INSTRUCTIONS TO FOLLOW: Extract all lines containing "image".

DATASET CONTENT:

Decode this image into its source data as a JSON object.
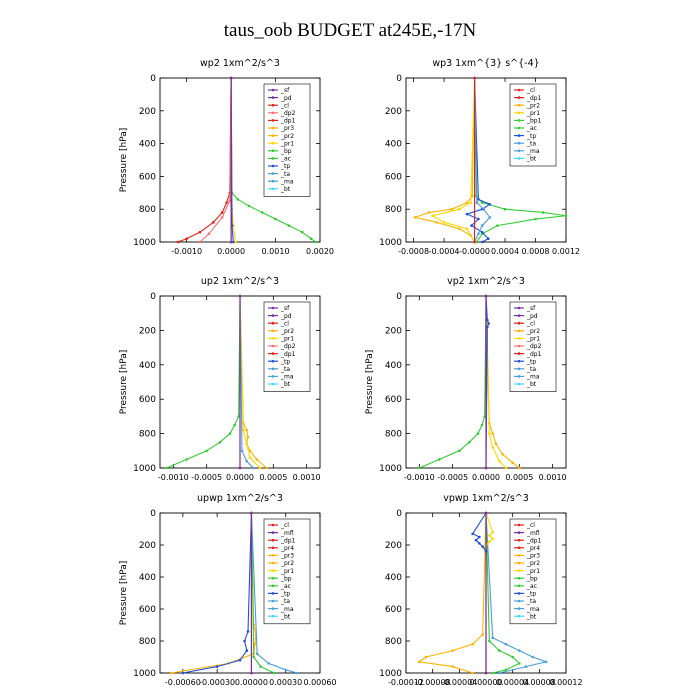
{
  "figure_title": "taus_oob  BUDGET at245E,-17N",
  "colors": {
    "sf": "#7a2ea6",
    "pd": "#7a2ea6",
    "cl": "#e0201a",
    "dp1": "#e0201a",
    "dp2": "#ff7070",
    "pr1": "#ffd700",
    "pr2": "#ffb300",
    "pr3": "#ffb300",
    "pr4": "#e0201a",
    "mt": "#7a2ea6",
    "bp": "#33cc33",
    "ac": "#33cc33",
    "tp": "#1e50d8",
    "ta": "#4aa0d8",
    "ma": "#4aa0d8",
    "bt": "#40d8ff"
  },
  "chart_data": [
    {
      "type": "line",
      "title": "wp2  1xm^2/s^3",
      "ylabel": "Pressure [hPa]",
      "ylim": [
        1000,
        0
      ],
      "yticks": [
        0,
        200,
        400,
        600,
        800,
        1000
      ],
      "xlim": [
        -0.0016,
        0.002
      ],
      "xticks": [
        "-0.0010",
        "0.0000",
        "0.0010",
        "0.0020"
      ],
      "xtick_values": [
        -0.001,
        0,
        0.001,
        0.002
      ],
      "legend": [
        "_sf",
        "_pd",
        "_cl",
        "_dp2",
        "_dp1",
        "_pr3",
        "_pr2",
        "_pr1",
        "_bp",
        "_ac",
        "_tp",
        "_ta",
        "_ma",
        "_bt"
      ],
      "legend_keys": [
        "sf",
        "pd",
        "cl",
        "dp2",
        "dp1",
        "pr3",
        "pr2",
        "pr1",
        "bp",
        "ac",
        "tp",
        "ta",
        "ma",
        "bt"
      ],
      "series": [
        {
          "key": "bp",
          "p": [
            0,
            700,
            740,
            780,
            820,
            860,
            900,
            940,
            980,
            1000
          ],
          "v": [
            0,
            2e-05,
            0.00015,
            0.0004,
            0.0007,
            0.001,
            0.0013,
            0.0016,
            0.0018,
            0.0019
          ]
        },
        {
          "key": "dp1",
          "p": [
            0,
            700,
            760,
            820,
            880,
            940,
            980,
            1000
          ],
          "v": [
            0,
            -3e-05,
            -0.0001,
            -0.0002,
            -0.0004,
            -0.0007,
            -0.001,
            -0.0012
          ]
        },
        {
          "key": "dp2",
          "p": [
            0,
            750,
            850,
            950,
            1000
          ],
          "v": [
            0,
            -3e-05,
            -0.0002,
            -0.0005,
            -0.0007
          ]
        },
        {
          "key": "pr1",
          "p": [
            0,
            800,
            900,
            1000
          ],
          "v": [
            0,
            2e-05,
            5e-05,
            0.0001
          ]
        },
        {
          "key": "tp",
          "p": [
            0,
            900,
            1000
          ],
          "v": [
            0,
            2e-05,
            5e-05
          ]
        },
        {
          "key": "cl",
          "p": [
            0,
            1000
          ],
          "v": [
            0,
            0
          ]
        },
        {
          "key": "sf",
          "p": [
            0,
            1000
          ],
          "v": [
            0,
            0
          ]
        }
      ]
    },
    {
      "type": "line",
      "title": "wp3  1xm^{3} s^{-4}",
      "ylabel": "",
      "ylim": [
        1000,
        0
      ],
      "yticks": [
        0,
        200,
        400,
        600,
        800,
        1000
      ],
      "xlim": [
        -0.0009,
        0.0012
      ],
      "xticks": [
        "-0.0008",
        "-0.0004",
        "-0.0000",
        "0.0004",
        "0.0008",
        "0.0012"
      ],
      "xtick_values": [
        -0.0008,
        -0.0004,
        0,
        0.0004,
        0.0008,
        0.0012
      ],
      "legend": [
        "_cl",
        "_dp1",
        "_pr2",
        "_pr1",
        "_bp1",
        "_ac",
        "_tp",
        "_ta",
        "_ma",
        "_bt"
      ],
      "legend_keys": [
        "cl",
        "dp1",
        "pr2",
        "pr1",
        "bp",
        "ac",
        "tp",
        "ta",
        "ma",
        "bt"
      ],
      "series": [
        {
          "key": "ac",
          "p": [
            0,
            720,
            760,
            800,
            820,
            840,
            860,
            900,
            950,
            1000
          ],
          "v": [
            0,
            2e-05,
            0.0001,
            0.0004,
            0.0009,
            0.0012,
            0.0008,
            0.0003,
            0.0001,
            3e-05
          ]
        },
        {
          "key": "pr2",
          "p": [
            0,
            720,
            760,
            800,
            820,
            850,
            880,
            920,
            960,
            1000
          ],
          "v": [
            0,
            -3e-05,
            -0.0001,
            -0.0003,
            -0.0006,
            -0.00078,
            -0.0005,
            -0.0002,
            -5e-05,
            0
          ]
        },
        {
          "key": "pr1",
          "p": [
            0,
            760,
            800,
            840,
            880,
            920,
            1000
          ],
          "v": [
            0,
            -5e-05,
            -0.0002,
            -0.00055,
            -0.0004,
            -0.0001,
            0
          ]
        },
        {
          "key": "tp",
          "p": [
            0,
            740,
            770,
            800,
            830,
            860,
            900,
            940,
            980,
            1000
          ],
          "v": [
            0,
            5e-05,
            0.0002,
            0.0001,
            -0.0001,
            5e-05,
            -4e-05,
            0.0001,
            0.00018,
            0.0001
          ]
        },
        {
          "key": "ma",
          "p": [
            0,
            760,
            800,
            850,
            900,
            950,
            1000
          ],
          "v": [
            0,
            3e-05,
            0.00012,
            0.0002,
            0.0001,
            5e-05,
            0
          ]
        },
        {
          "key": "cl",
          "p": [
            0,
            1000
          ],
          "v": [
            0,
            0
          ]
        }
      ]
    },
    {
      "type": "line",
      "title": "up2  1xm^2/s^3",
      "ylabel": "Pressure [hPa]",
      "ylim": [
        1000,
        0
      ],
      "yticks": [
        0,
        200,
        400,
        600,
        800,
        1000
      ],
      "xlim": [
        -0.0012,
        0.0012
      ],
      "xticks": [
        "-0.0010",
        "-0.0005",
        "0.0000",
        "0.0005",
        "0.0010"
      ],
      "xtick_values": [
        -0.001,
        -0.0005,
        0,
        0.0005,
        0.001
      ],
      "legend": [
        "_sf",
        "_pd",
        "_cl",
        "_pr2",
        "_pr1",
        "_dp2",
        "_dp1",
        "_tp",
        "_ta",
        "_ma",
        "_bt"
      ],
      "legend_keys": [
        "sf",
        "pd",
        "cl",
        "pr2",
        "pr1",
        "dp2",
        "dp1",
        "tp",
        "ta",
        "ma",
        "bt"
      ],
      "series": [
        {
          "key": "bp",
          "p": [
            0,
            700,
            750,
            800,
            850,
            900,
            950,
            1000
          ],
          "v": [
            0,
            -2e-05,
            -8e-05,
            -0.00015,
            -0.0003,
            -0.0005,
            -0.0008,
            -0.0011
          ]
        },
        {
          "key": "pr2",
          "p": [
            0,
            740,
            780,
            820,
            860,
            900,
            950,
            1000
          ],
          "v": [
            0,
            5e-05,
            0.0001,
            0.00012,
            0.0001,
            0.00015,
            0.00025,
            0.0004
          ]
        },
        {
          "key": "pr1",
          "p": [
            0,
            780,
            860,
            940,
            1000
          ],
          "v": [
            0,
            5e-05,
            0.0001,
            0.00015,
            0.0003
          ]
        },
        {
          "key": "ta",
          "p": [
            0,
            900,
            960,
            1000
          ],
          "v": [
            0,
            3e-05,
            0.0001,
            0.0002
          ]
        },
        {
          "key": "dp1",
          "p": [
            0,
            1000
          ],
          "v": [
            0,
            0
          ]
        },
        {
          "key": "sf",
          "p": [
            0,
            1000
          ],
          "v": [
            0,
            0
          ]
        }
      ]
    },
    {
      "type": "line",
      "title": "vp2  1xm^2/s^3",
      "ylabel": "Pressure [hPa]",
      "ylim": [
        1000,
        0
      ],
      "yticks": [
        0,
        200,
        400,
        600,
        800,
        1000
      ],
      "xlim": [
        -0.0012,
        0.0012
      ],
      "xticks": [
        "-0.0010",
        "-0.0005",
        "0.0000",
        "0.0005",
        "0.0010"
      ],
      "xtick_values": [
        -0.001,
        -0.0005,
        0,
        0.0005,
        0.001
      ],
      "legend": [
        "_sf",
        "_pd",
        "_cl",
        "_pr2",
        "_pr1",
        "_dp2",
        "_dp1",
        "_tp",
        "_ta",
        "_ma",
        "_bt"
      ],
      "legend_keys": [
        "sf",
        "pd",
        "cl",
        "pr2",
        "pr1",
        "dp2",
        "dp1",
        "tp",
        "ta",
        "ma",
        "bt"
      ],
      "series": [
        {
          "key": "bp",
          "p": [
            0,
            700,
            750,
            800,
            850,
            900,
            950,
            1000
          ],
          "v": [
            0,
            -2e-05,
            -6e-05,
            -0.00012,
            -0.00025,
            -0.0004,
            -0.0007,
            -0.001
          ]
        },
        {
          "key": "pr2",
          "p": [
            0,
            740,
            800,
            860,
            920,
            970,
            1000
          ],
          "v": [
            0,
            5e-05,
            0.0001,
            0.00015,
            0.00025,
            0.0004,
            0.0005
          ]
        },
        {
          "key": "pr1",
          "p": [
            0,
            800,
            880,
            960,
            1000
          ],
          "v": [
            0,
            5e-05,
            0.0001,
            0.0002,
            0.0003
          ]
        },
        {
          "key": "tp",
          "p": [
            0,
            140,
            160,
            180,
            1000
          ],
          "v": [
            0,
            2e-05,
            4e-05,
            2e-05,
            0
          ]
        },
        {
          "key": "dp1",
          "p": [
            0,
            1000
          ],
          "v": [
            0,
            0
          ]
        },
        {
          "key": "sf",
          "p": [
            0,
            1000
          ],
          "v": [
            0,
            0
          ]
        }
      ]
    },
    {
      "type": "line",
      "title": "upwp  1xm^2/s^3",
      "ylabel": "Pressure [hPa]",
      "ylim": [
        1000,
        0
      ],
      "yticks": [
        0,
        200,
        400,
        600,
        800,
        1000
      ],
      "xlim": [
        -0.0008,
        0.0006
      ],
      "xticks": [
        "-0.00060",
        "-0.00030",
        "0.00000",
        "0.00030",
        "0.00060"
      ],
      "xtick_values": [
        -0.0006,
        -0.0003,
        0,
        0.0003,
        0.0006
      ],
      "legend": [
        "_cl",
        "_mfl",
        "_dp1",
        "_pr4",
        "_pr3",
        "_pr2",
        "_pr1",
        "_bp",
        "_ac",
        "_tp",
        "_ta",
        "_ma",
        "_bt"
      ],
      "legend_keys": [
        "cl",
        "mt",
        "dp1",
        "pr4",
        "pr3",
        "pr2",
        "pr1",
        "bp",
        "ac",
        "tp",
        "ta",
        "ma",
        "bt"
      ],
      "series": [
        {
          "key": "pr2",
          "p": [
            0,
            700,
            760,
            820,
            880,
            940,
            1000
          ],
          "v": [
            0,
            2e-05,
            4e-05,
            3e-05,
            2e-05,
            -0.0002,
            -0.0007
          ]
        },
        {
          "key": "tp",
          "p": [
            0,
            740,
            800,
            860,
            920,
            960,
            1000
          ],
          "v": [
            0,
            -3e-05,
            -6e-05,
            -4e-05,
            -0.0001,
            -0.0003,
            -0.0006
          ]
        },
        {
          "key": "ta",
          "p": [
            0,
            880,
            940,
            980,
            1000
          ],
          "v": [
            0,
            5e-05,
            0.00015,
            0.0003,
            0.0004
          ]
        },
        {
          "key": "bp",
          "p": [
            0,
            900,
            960,
            1000
          ],
          "v": [
            0,
            2e-05,
            8e-05,
            0.0002
          ]
        },
        {
          "key": "cl",
          "p": [
            0,
            1000
          ],
          "v": [
            0,
            0
          ]
        },
        {
          "key": "sf",
          "p": [
            0,
            1000
          ],
          "v": [
            0,
            0
          ]
        }
      ]
    },
    {
      "type": "line",
      "title": "vpwp  1xm^2/s^3",
      "ylabel": "",
      "ylim": [
        1000,
        0
      ],
      "yticks": [
        0,
        200,
        400,
        600,
        800,
        1000
      ],
      "xlim": [
        -0.00012,
        0.00012
      ],
      "xticks": [
        "-0.00012",
        "-0.00008",
        "-0.00004",
        "0.00000",
        "0.00004",
        "0.00008",
        "0.00012"
      ],
      "xtick_values": [
        -0.00012,
        -8e-05,
        -4e-05,
        0,
        4e-05,
        8e-05,
        0.00012
      ],
      "legend": [
        "_cl",
        "_mfl",
        "_dp1",
        "_pr4",
        "_pr3",
        "_pr2",
        "_pr1",
        "_bp",
        "_ac",
        "_tp",
        "_ta",
        "_ma",
        "_bt"
      ],
      "legend_keys": [
        "cl",
        "mt",
        "dp1",
        "pr4",
        "pr3",
        "pr2",
        "pr1",
        "bp",
        "ac",
        "tp",
        "ta",
        "ma",
        "bt"
      ],
      "series": [
        {
          "key": "pr2",
          "p": [
            0,
            760,
            820,
            860,
            900,
            930,
            960,
            1000
          ],
          "v": [
            0,
            -5e-06,
            -2e-05,
            -5e-05,
            -9e-05,
            -0.0001,
            -5e-05,
            -2e-05
          ]
        },
        {
          "key": "ta",
          "p": [
            0,
            780,
            820,
            860,
            900,
            930,
            960,
            1000
          ],
          "v": [
            0,
            1e-05,
            3e-05,
            5e-05,
            7e-05,
            9e-05,
            6e-05,
            2e-05
          ]
        },
        {
          "key": "bp",
          "p": [
            0,
            800,
            860,
            900,
            940,
            980,
            1000
          ],
          "v": [
            0,
            5e-06,
            2e-05,
            4e-05,
            5e-05,
            3e-05,
            1e-05
          ]
        },
        {
          "key": "pr1",
          "p": [
            0,
            120,
            140,
            160,
            180,
            200,
            1000
          ],
          "v": [
            0,
            1e-05,
            5e-06,
            1e-05,
            5e-06,
            0,
            0
          ]
        },
        {
          "key": "tp",
          "p": [
            0,
            130,
            150,
            170,
            190,
            210,
            240,
            1000
          ],
          "v": [
            0,
            -2e-05,
            -1e-05,
            -1.5e-05,
            -1e-05,
            -5e-06,
            0,
            0
          ]
        },
        {
          "key": "cl",
          "p": [
            0,
            1000
          ],
          "v": [
            0,
            0
          ]
        },
        {
          "key": "sf",
          "p": [
            0,
            1000
          ],
          "v": [
            0,
            0
          ]
        }
      ]
    }
  ]
}
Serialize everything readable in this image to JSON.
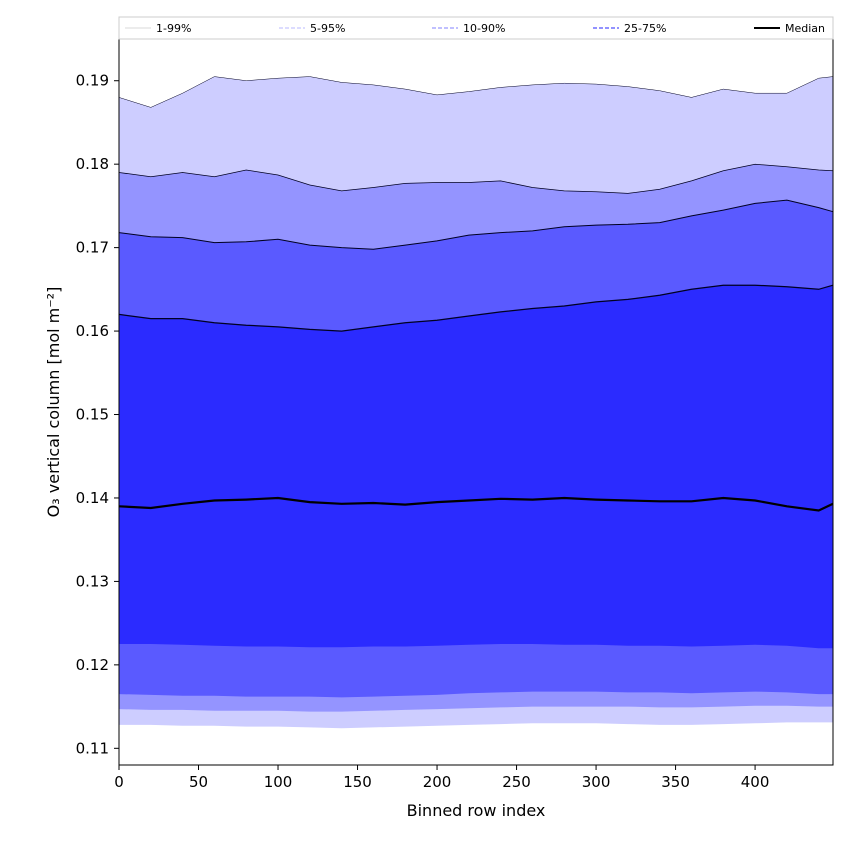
{
  "chart_data": {
    "type": "area",
    "xlabel": "Binned row index",
    "ylabel": "O₃ vertical column [mol m⁻²]",
    "xlim": [
      0,
      449
    ],
    "ylim": [
      0.108,
      0.195
    ],
    "xticks": [
      0,
      50,
      100,
      150,
      200,
      250,
      300,
      350,
      400
    ],
    "yticks": [
      0.11,
      0.12,
      0.13,
      0.14,
      0.15,
      0.16,
      0.17,
      0.18,
      0.19
    ],
    "x": [
      0,
      20,
      40,
      60,
      80,
      100,
      120,
      140,
      160,
      180,
      200,
      220,
      240,
      260,
      280,
      300,
      320,
      340,
      360,
      380,
      400,
      420,
      440,
      449
    ],
    "bands": [
      {
        "name": "1-99%",
        "color": "#cdcdff",
        "lower": [
          0.1128,
          0.1128,
          0.1127,
          0.1127,
          0.1126,
          0.1126,
          0.1125,
          0.1124,
          0.1125,
          0.1126,
          0.1127,
          0.1128,
          0.1129,
          0.113,
          0.113,
          0.113,
          0.1129,
          0.1128,
          0.1128,
          0.1129,
          0.113,
          0.1131,
          0.1131,
          0.1131
        ],
        "upper": [
          0.188,
          0.1868,
          0.1885,
          0.1905,
          0.19,
          0.1903,
          0.1905,
          0.1898,
          0.1895,
          0.189,
          0.1883,
          0.1887,
          0.1892,
          0.1895,
          0.1897,
          0.1896,
          0.1893,
          0.1888,
          0.188,
          0.189,
          0.1885,
          0.1885,
          0.1903,
          0.1905
        ]
      },
      {
        "name": "5-95%",
        "color": "#9494ff",
        "lower": [
          0.1147,
          0.1146,
          0.1146,
          0.1145,
          0.1145,
          0.1145,
          0.1144,
          0.1144,
          0.1145,
          0.1146,
          0.1147,
          0.1148,
          0.1149,
          0.115,
          0.115,
          0.115,
          0.115,
          0.1149,
          0.1149,
          0.115,
          0.1151,
          0.1151,
          0.115,
          0.115
        ],
        "upper": [
          0.179,
          0.1785,
          0.179,
          0.1785,
          0.1793,
          0.1787,
          0.1775,
          0.1768,
          0.1772,
          0.1777,
          0.1778,
          0.1778,
          0.178,
          0.1772,
          0.1768,
          0.1767,
          0.1765,
          0.177,
          0.178,
          0.1792,
          0.18,
          0.1797,
          0.1793,
          0.1792
        ]
      },
      {
        "name": "10-90%",
        "color": "#5a5aff",
        "lower": [
          0.1165,
          0.1164,
          0.1163,
          0.1163,
          0.1162,
          0.1162,
          0.1162,
          0.1161,
          0.1162,
          0.1163,
          0.1164,
          0.1166,
          0.1167,
          0.1168,
          0.1168,
          0.1168,
          0.1167,
          0.1167,
          0.1166,
          0.1167,
          0.1168,
          0.1167,
          0.1165,
          0.1165
        ],
        "upper": [
          0.1718,
          0.1713,
          0.1712,
          0.1706,
          0.1707,
          0.171,
          0.1703,
          0.17,
          0.1698,
          0.1703,
          0.1708,
          0.1715,
          0.1718,
          0.172,
          0.1725,
          0.1727,
          0.1728,
          0.173,
          0.1738,
          0.1745,
          0.1753,
          0.1757,
          0.1748,
          0.1743
        ]
      },
      {
        "name": "25-75%",
        "color": "#2b2bff",
        "lower": [
          0.1225,
          0.1225,
          0.1224,
          0.1223,
          0.1222,
          0.1222,
          0.1221,
          0.1221,
          0.1222,
          0.1222,
          0.1223,
          0.1224,
          0.1225,
          0.1225,
          0.1224,
          0.1224,
          0.1223,
          0.1223,
          0.1222,
          0.1223,
          0.1224,
          0.1223,
          0.122,
          0.122
        ],
        "upper": [
          0.162,
          0.1615,
          0.1615,
          0.161,
          0.1607,
          0.1605,
          0.1602,
          0.16,
          0.1605,
          0.161,
          0.1613,
          0.1618,
          0.1623,
          0.1627,
          0.163,
          0.1635,
          0.1638,
          0.1643,
          0.165,
          0.1655,
          0.1655,
          0.1653,
          0.165,
          0.1655
        ]
      }
    ],
    "median": {
      "name": "Median",
      "color": "#000000",
      "values": [
        0.139,
        0.1388,
        0.1393,
        0.1397,
        0.1398,
        0.14,
        0.1395,
        0.1393,
        0.1394,
        0.1392,
        0.1395,
        0.1397,
        0.1399,
        0.1398,
        0.14,
        0.1398,
        0.1397,
        0.1396,
        0.1396,
        0.14,
        0.1397,
        0.139,
        0.1385,
        0.1393
      ]
    },
    "legend": {
      "placement": "top",
      "entries": [
        {
          "label": "1-99%",
          "color": "#e0e0e0",
          "style": "solid"
        },
        {
          "label": "5-95%",
          "color": "#c8c8ff",
          "style": "dashed"
        },
        {
          "label": "10-90%",
          "color": "#9a9aff",
          "style": "dashed"
        },
        {
          "label": "25-75%",
          "color": "#5050ff",
          "style": "dashed"
        },
        {
          "label": "Median",
          "color": "#000000",
          "style": "solid"
        }
      ]
    },
    "grid": false
  }
}
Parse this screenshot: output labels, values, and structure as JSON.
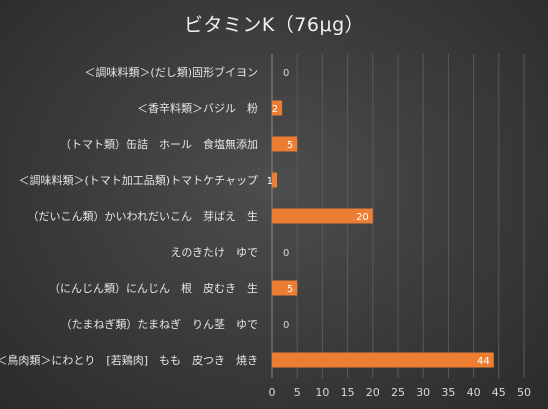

SOLUTION:
Decode this image into its source data as a JSON object.
Serialize everything readable in this image to JSON.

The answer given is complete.